*** Opening of EXCERPT TO READ ***

In some areas, the soft sedimentary rock that forms the intertidal reef at Fitzgerald Marine Reserve is riddled with holes. One of the animals responsible for burrowing these holes is the rock boring clam, Penitella penita, which live out in the mid-tide and low-tide zones.
This elongated bivalve starts off life as free-floating larvae, and eventually settles onto a soft rock and takes hold with its muscular foot. Its shells have file-like ridges on the outside, and the clam drills its way into the rock by contracting its muscles to spin the shell first one direction, then the other. The clam continues to enlarge its cone-shaped burrow as it grows to its full length of about two-and-a-half inches. Often the clam’s shells are completely hidden in its burrow. During high tide it sticks its fleshy siphon out the open end of the hole, which may be just half an inch wide, to obtain food and discharge waste.
When boring clams die, their burrows become shelter for encrusting animals such as sponges and bryazoans, marine worms, isopods, small snails, tiny sea stars, and crabs. Some of these creatures may make a permanent home in the abandoned hole, while others may simply shelter briefly from heavy surf or the drying rays of the sun or a carnivore on the hunt.
Examine any rocks you find washed up on the beach for evidence of boring clams. Often a rock becomes so riddled with clam bores that it loses strength and breaks apart, revealing the long, conical profiles of the holes.

*** Close of EXCERPT TO READ ***
*** Opening of DATA ***

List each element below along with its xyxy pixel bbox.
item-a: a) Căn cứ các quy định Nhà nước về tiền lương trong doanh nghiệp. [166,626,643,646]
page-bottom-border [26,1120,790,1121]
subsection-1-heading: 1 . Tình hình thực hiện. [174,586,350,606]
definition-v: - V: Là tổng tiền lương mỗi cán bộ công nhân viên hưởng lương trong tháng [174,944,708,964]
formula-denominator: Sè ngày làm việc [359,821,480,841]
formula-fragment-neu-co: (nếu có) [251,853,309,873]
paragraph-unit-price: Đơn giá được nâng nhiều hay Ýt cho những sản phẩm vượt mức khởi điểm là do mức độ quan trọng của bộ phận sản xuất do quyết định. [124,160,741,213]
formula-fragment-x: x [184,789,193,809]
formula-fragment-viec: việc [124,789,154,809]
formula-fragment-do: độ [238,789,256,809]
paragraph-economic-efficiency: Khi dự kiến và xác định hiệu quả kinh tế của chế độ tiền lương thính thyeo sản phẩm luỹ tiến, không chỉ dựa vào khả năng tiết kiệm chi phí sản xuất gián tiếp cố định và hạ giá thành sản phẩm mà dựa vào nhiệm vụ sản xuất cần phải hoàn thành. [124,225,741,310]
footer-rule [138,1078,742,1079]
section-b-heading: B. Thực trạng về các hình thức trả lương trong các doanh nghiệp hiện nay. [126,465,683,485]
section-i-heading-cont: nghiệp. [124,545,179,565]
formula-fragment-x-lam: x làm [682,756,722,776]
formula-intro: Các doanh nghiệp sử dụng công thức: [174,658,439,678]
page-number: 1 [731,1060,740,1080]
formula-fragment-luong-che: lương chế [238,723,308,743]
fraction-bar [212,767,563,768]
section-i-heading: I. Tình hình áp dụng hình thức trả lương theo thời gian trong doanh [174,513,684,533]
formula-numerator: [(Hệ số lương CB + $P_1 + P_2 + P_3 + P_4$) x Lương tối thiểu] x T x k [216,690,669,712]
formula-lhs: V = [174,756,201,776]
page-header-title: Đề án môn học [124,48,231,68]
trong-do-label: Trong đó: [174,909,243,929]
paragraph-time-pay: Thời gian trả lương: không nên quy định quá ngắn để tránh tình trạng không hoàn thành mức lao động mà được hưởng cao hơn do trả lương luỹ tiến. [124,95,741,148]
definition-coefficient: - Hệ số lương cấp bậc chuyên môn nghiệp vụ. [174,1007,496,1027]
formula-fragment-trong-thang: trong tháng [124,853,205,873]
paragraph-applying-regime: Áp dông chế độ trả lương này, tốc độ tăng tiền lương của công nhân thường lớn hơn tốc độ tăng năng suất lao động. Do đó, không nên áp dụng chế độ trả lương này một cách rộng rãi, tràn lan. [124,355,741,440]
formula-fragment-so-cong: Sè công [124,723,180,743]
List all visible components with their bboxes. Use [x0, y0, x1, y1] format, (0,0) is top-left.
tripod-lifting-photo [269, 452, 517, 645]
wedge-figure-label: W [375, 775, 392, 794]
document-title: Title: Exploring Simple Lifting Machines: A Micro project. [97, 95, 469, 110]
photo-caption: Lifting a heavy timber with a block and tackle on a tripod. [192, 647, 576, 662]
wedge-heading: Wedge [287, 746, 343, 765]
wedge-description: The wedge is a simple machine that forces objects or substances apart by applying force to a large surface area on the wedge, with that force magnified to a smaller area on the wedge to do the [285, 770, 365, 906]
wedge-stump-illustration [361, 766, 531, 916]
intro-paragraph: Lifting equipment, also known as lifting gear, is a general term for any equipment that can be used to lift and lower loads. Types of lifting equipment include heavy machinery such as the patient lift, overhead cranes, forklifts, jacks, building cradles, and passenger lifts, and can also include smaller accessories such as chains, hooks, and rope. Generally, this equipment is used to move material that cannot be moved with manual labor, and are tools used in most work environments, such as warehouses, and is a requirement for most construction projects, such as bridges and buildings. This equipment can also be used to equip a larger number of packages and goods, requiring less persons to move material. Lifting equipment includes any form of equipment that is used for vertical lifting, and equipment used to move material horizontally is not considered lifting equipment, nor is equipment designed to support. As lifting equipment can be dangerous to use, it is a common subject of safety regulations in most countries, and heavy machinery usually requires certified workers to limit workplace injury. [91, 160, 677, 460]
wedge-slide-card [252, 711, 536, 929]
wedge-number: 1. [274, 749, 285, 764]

*** Close of DATA ***

◆ ACTIVITY: Please list the things that, according to the text about the rock boring clam, creatures may briefly shelter from inside an abandoned burrow.

◆ ANSWER BOX:
- Heavy surf
- The drying rays of the sun
- A carnivore on the hunt